→ Set exercise
Identify all lines of the data containing the string "label" and copy them.

→ Collected data entries
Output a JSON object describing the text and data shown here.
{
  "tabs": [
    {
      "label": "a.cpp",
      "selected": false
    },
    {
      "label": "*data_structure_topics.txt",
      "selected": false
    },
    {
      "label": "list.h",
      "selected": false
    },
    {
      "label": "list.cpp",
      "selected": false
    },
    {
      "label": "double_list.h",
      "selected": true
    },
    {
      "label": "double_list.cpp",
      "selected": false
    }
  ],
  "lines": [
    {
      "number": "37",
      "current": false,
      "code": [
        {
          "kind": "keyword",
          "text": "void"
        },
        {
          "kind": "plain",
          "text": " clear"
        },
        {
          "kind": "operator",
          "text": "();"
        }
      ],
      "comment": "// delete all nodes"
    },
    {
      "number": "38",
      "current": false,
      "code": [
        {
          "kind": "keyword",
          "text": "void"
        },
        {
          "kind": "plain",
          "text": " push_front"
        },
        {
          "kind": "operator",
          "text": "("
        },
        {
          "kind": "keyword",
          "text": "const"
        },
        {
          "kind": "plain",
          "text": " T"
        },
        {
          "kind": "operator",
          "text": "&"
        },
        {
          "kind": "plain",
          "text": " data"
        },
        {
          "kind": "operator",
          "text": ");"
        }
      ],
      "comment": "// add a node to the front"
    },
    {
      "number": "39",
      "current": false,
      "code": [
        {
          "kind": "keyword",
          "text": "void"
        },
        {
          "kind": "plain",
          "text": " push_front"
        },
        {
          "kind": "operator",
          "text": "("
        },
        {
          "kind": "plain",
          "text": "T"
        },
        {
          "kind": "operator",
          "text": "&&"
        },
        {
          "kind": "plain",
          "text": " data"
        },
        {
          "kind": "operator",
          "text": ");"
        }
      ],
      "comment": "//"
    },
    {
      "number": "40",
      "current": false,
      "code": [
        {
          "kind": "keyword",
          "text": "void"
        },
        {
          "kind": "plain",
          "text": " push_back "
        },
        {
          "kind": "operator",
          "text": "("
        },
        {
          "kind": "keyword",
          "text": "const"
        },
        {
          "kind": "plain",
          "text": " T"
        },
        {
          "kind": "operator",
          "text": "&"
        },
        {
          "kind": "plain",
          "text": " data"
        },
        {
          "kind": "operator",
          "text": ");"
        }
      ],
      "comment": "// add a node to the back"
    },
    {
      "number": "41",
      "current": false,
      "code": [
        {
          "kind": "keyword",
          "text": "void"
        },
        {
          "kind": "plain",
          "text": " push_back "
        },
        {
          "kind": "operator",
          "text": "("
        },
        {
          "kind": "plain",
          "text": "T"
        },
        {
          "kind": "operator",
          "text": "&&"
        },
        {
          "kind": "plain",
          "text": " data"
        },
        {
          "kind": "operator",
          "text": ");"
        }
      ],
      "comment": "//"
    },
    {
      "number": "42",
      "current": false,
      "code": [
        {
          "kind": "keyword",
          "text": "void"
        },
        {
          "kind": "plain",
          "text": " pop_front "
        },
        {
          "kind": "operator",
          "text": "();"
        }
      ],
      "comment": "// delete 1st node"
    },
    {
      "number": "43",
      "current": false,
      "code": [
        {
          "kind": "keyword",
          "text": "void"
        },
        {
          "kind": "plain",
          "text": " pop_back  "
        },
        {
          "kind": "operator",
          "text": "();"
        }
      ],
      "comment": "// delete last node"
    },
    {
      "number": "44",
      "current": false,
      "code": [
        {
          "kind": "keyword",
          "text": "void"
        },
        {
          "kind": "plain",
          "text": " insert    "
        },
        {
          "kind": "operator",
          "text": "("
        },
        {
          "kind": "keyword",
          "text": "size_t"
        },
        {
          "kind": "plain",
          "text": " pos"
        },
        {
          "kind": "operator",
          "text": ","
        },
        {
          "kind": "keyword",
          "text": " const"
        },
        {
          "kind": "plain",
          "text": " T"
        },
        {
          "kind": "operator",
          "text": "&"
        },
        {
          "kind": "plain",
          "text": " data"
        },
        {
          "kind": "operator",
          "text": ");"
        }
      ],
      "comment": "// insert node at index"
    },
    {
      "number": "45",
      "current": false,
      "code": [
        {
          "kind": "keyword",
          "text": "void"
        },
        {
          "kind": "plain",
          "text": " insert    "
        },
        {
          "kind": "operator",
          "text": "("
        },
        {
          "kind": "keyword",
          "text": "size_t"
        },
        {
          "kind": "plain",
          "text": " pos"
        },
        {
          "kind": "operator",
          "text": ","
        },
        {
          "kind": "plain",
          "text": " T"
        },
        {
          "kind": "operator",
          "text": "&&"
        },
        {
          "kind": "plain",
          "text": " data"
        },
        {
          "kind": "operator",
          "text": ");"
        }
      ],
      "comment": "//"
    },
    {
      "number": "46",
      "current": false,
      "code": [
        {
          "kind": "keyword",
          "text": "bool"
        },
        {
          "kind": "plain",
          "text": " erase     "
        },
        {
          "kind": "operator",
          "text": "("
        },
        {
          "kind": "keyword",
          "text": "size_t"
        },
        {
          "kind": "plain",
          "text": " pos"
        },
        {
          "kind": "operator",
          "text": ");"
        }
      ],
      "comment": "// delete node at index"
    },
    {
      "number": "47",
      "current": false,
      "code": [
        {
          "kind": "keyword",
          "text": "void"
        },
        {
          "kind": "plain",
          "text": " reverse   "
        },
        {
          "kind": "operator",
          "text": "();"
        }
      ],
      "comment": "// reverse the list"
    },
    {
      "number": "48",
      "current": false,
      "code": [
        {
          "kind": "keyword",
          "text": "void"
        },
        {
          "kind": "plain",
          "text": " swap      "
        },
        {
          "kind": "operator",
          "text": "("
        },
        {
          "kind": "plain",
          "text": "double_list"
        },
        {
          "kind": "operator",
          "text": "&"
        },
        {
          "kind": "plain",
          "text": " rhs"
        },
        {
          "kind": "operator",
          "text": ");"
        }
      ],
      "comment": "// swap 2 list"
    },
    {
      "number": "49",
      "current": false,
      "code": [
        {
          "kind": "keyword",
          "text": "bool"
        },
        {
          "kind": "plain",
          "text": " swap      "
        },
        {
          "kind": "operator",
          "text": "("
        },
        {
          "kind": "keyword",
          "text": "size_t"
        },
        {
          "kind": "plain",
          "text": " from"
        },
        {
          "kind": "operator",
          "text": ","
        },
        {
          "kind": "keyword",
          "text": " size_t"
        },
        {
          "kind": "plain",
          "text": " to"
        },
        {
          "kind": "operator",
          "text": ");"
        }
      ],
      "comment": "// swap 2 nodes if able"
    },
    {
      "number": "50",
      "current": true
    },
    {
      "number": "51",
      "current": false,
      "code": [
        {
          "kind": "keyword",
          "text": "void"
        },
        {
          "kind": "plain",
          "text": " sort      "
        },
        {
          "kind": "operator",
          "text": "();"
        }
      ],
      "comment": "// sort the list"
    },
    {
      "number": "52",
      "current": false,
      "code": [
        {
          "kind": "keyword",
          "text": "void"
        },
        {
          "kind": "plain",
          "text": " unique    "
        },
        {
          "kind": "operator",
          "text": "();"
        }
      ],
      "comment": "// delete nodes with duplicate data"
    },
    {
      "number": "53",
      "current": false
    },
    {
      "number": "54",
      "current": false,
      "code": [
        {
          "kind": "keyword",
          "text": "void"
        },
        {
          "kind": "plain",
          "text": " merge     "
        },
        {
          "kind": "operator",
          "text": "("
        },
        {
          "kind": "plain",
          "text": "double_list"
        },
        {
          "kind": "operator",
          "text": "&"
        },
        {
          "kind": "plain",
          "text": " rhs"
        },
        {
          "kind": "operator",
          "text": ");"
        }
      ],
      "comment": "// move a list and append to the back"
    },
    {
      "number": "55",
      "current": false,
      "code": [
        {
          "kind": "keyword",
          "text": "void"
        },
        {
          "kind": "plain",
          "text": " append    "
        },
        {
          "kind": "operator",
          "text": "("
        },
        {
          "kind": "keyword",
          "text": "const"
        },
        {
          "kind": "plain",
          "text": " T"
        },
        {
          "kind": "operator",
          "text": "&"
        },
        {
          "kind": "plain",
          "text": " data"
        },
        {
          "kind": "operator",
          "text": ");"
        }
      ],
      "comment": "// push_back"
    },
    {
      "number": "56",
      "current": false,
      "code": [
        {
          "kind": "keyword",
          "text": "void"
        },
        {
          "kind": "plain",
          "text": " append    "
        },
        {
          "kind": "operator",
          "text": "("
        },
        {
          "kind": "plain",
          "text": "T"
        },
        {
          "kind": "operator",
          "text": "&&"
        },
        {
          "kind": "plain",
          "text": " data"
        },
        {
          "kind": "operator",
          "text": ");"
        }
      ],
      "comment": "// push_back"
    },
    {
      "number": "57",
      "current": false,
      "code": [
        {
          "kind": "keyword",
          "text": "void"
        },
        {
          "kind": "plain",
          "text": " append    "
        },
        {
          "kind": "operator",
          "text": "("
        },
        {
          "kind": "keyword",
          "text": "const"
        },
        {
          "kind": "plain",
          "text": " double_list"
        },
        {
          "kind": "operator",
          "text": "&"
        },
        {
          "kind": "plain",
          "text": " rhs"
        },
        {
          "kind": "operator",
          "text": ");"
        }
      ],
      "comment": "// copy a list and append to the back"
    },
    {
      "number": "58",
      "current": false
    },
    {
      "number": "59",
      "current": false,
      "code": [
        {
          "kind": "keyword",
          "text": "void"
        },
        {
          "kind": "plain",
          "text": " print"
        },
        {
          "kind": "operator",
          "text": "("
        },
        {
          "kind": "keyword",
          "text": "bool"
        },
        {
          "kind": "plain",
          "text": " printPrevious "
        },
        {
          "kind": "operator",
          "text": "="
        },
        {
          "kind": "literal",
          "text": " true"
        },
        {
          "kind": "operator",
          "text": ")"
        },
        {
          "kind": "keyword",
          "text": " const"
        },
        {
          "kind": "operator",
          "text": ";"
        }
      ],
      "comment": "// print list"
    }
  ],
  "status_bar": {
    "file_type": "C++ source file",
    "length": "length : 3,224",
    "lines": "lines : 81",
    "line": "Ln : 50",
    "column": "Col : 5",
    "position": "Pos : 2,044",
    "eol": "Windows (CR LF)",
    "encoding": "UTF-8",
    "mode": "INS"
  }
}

→ Answer to the problem
      "label": "a.cpp",
      "label": "*data_structure_topics.txt",
      "label": "list.h",
      "label": "list.cpp",
      "label": "double_list.h",
      "label": "double_list.cpp",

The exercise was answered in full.